**What is expected**
Your task is to give the data again, exactly, with every line intact.

[Begin Extracted information]

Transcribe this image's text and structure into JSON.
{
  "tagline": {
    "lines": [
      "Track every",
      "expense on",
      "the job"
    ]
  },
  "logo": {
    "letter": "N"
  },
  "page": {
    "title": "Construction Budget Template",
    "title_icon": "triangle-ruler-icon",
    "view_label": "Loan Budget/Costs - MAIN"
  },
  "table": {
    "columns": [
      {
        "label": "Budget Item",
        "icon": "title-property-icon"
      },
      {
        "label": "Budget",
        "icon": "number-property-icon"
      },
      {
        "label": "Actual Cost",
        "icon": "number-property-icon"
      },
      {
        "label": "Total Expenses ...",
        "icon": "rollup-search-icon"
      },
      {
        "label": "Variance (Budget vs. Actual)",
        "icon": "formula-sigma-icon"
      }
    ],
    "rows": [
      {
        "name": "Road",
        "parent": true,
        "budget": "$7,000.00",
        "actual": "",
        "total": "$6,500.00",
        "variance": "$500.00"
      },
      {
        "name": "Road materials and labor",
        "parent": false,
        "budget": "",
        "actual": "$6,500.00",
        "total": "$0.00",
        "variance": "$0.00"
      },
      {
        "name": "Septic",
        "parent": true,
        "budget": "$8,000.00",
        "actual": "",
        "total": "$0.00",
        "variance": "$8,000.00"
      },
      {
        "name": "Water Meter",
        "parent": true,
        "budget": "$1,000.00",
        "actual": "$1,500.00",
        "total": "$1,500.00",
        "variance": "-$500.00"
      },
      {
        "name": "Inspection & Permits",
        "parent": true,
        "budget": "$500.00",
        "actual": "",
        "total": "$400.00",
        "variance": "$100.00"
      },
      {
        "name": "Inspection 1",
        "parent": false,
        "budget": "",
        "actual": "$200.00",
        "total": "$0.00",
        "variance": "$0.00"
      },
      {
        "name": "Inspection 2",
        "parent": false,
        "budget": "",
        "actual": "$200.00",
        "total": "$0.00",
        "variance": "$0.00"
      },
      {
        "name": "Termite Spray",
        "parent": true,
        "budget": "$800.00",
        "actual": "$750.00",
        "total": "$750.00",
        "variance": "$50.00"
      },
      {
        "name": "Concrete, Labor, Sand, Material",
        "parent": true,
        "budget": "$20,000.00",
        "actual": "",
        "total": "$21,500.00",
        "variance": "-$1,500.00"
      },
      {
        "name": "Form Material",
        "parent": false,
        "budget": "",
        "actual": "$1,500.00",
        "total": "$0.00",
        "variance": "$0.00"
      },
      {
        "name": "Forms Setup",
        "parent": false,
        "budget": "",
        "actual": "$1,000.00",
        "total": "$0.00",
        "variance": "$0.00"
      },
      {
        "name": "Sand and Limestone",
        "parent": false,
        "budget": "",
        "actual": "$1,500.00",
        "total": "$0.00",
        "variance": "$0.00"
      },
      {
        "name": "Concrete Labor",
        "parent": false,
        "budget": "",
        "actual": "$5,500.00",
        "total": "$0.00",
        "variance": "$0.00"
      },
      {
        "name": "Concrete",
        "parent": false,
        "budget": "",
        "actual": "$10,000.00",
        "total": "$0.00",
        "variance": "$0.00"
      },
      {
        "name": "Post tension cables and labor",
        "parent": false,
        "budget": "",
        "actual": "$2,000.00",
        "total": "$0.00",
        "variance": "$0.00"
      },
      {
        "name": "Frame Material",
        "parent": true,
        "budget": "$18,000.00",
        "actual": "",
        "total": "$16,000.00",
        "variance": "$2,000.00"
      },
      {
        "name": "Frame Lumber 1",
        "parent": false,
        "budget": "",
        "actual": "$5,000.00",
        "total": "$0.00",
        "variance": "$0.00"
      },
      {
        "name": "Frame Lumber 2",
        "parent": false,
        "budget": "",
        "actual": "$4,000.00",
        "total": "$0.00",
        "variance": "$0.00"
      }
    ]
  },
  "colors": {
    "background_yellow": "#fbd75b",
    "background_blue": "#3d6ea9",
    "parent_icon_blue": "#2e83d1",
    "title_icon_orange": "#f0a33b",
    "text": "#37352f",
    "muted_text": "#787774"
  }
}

[End Extracted information]

**In response**
Transcribe this image's text and structure into JSON.
{
  "tagline": {
    "lines": [
      "Track every",
      "expense on",
      "the job"
    ]
  },
  "logo": {
    "letter": "N"
  },
  "page": {
    "title": "Construction Budget Template",
    "title_icon": "triangle-ruler-icon",
    "view_label": "Loan Budget/Costs - MAIN"
  },
  "table": {
    "columns": [
      {
        "label": "Budget Item",
        "icon": "title-property-icon"
      },
      {
        "label": "Budget",
        "icon": "number-property-icon"
      },
      {
        "label": "Actual Cost",
        "icon": "number-property-icon"
      },
      {
        "label": "Total Expenses ...",
        "icon": "rollup-search-icon"
      },
      {
        "label": "Variance (Budget vs. Actual)",
        "icon": "formula-sigma-icon"
      }
    ],
    "rows": [
      {
        "name": "Road",
        "parent": true,
        "budget": "$7,000.00",
        "actual": "",
        "total": "$6,500.00",
        "variance": "$500.00"
      },
      {
        "name": "Road materials and labor",
        "parent": false,
        "budget": "",
        "actual": "$6,500.00",
        "total": "$0.00",
        "variance": "$0.00"
      },
      {
        "name": "Septic",
        "parent": true,
        "budget": "$8,000.00",
        "actual": "",
        "total": "$0.00",
        "variance": "$8,000.00"
      },
      {
        "name": "Water Meter",
        "parent": true,
        "budget": "$1,000.00",
        "actual": "$1,500.00",
        "total": "$1,500.00",
        "variance": "-$500.00"
      },
      {
        "name": "Inspection & Permits",
        "parent": true,
        "budget": "$500.00",
        "actual": "",
        "total": "$400.00",
        "variance": "$100.00"
      },
      {
        "name": "Inspection 1",
        "parent": false,
        "budget": "",
        "actual": "$200.00",
        "total": "$0.00",
        "variance": "$0.00"
      },
      {
        "name": "Inspection 2",
        "parent": false,
        "budget": "",
        "actual": "$200.00",
        "total": "$0.00",
        "variance": "$0.00"
      },
      {
        "name": "Termite Spray",
        "parent": true,
        "budget": "$800.00",
        "actual": "$750.00",
        "total": "$750.00",
        "variance": "$50.00"
      },
      {
        "name": "Concrete, Labor, Sand, Material",
        "parent": true,
        "budget": "$20,000.00",
        "actual": "",
        "total": "$21,500.00",
        "variance": "-$1,500.00"
      },
      {
        "name": "Form Material",
        "parent": false,
        "budget": "",
        "actual": "$1,500.00",
        "total": "$0.00",
        "variance": "$0.00"
      },
      {
        "name": "Forms Setup",
        "parent": false,
        "budget": "",
        "actual": "$1,000.00",
        "total": "$0.00",
        "variance": "$0.00"
      },
      {
        "name": "Sand and Limestone",
        "parent": false,
        "budget": "",
        "actual": "$1,500.00",
        "total": "$0.00",
        "variance": "$0.00"
      },
      {
        "name": "Concrete Labor",
        "parent": false,
        "budget": "",
        "actual": "$5,500.00",
        "total": "$0.00",
        "variance": "$0.00"
      },
      {
        "name": "Concrete",
        "parent": false,
        "budget": "",
        "actual": "$10,000.00",
        "total": "$0.00",
        "variance": "$0.00"
      },
      {
        "name": "Post tension cables and labor",
        "parent": false,
        "budget": "",
        "actual": "$2,000.00",
        "total": "$0.00",
        "variance": "$0.00"
      },
      {
        "name": "Frame Material",
        "parent": true,
        "budget": "$18,000.00",
        "actual": "",
        "total": "$16,000.00",
        "variance": "$2,000.00"
      },
      {
        "name": "Frame Lumber 1",
        "parent": false,
        "budget": "",
        "actual": "$5,000.00",
        "total": "$0.00",
        "variance": "$0.00"
      },
      {
        "name": "Frame Lumber 2",
        "parent": false,
        "budget": "",
        "actual": "$4,000.00",
        "total": "$0.00",
        "variance": "$0.00"
      }
    ]
  },
  "colors": {
    "background_yellow": "#fbd75b",
    "background_blue": "#3d6ea9",
    "parent_icon_blue": "#2e83d1",
    "title_icon_orange": "#f0a33b",
    "text": "#37352f",
    "muted_text": "#787774"
  }
}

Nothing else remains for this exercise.